**REQUEST:**
Keep only the lines of the listing that include the word "JSON", and copy them.

**INPUT RECORDS:**
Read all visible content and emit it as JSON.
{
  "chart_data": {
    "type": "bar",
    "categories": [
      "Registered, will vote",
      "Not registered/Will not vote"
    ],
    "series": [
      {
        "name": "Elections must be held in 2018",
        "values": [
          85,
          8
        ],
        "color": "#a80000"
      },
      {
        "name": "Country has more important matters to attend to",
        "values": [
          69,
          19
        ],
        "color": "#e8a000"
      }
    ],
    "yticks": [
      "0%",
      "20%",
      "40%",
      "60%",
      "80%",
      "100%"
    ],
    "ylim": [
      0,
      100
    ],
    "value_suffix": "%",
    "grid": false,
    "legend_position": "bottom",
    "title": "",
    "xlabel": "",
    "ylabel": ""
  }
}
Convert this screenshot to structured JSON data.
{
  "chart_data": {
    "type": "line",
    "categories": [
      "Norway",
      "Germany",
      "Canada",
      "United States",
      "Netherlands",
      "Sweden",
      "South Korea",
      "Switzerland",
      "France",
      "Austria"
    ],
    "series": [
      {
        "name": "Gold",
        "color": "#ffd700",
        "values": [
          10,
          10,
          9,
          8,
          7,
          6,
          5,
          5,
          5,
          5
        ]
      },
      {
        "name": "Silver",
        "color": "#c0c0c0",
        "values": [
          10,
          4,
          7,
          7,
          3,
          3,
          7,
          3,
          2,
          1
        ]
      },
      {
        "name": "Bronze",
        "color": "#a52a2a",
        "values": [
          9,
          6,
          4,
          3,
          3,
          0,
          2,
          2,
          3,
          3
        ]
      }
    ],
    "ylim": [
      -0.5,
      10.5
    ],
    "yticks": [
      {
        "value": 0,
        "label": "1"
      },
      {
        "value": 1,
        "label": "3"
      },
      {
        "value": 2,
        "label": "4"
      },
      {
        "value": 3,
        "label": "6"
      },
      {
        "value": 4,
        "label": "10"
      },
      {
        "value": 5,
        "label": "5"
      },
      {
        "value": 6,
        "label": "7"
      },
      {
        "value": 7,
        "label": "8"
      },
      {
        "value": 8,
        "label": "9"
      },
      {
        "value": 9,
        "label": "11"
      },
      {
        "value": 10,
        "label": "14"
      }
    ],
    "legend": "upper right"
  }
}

**SOLUTION TO THIS EXERCISE:**
Read all visible content and emit it as JSON.
Convert this screenshot to structured JSON data.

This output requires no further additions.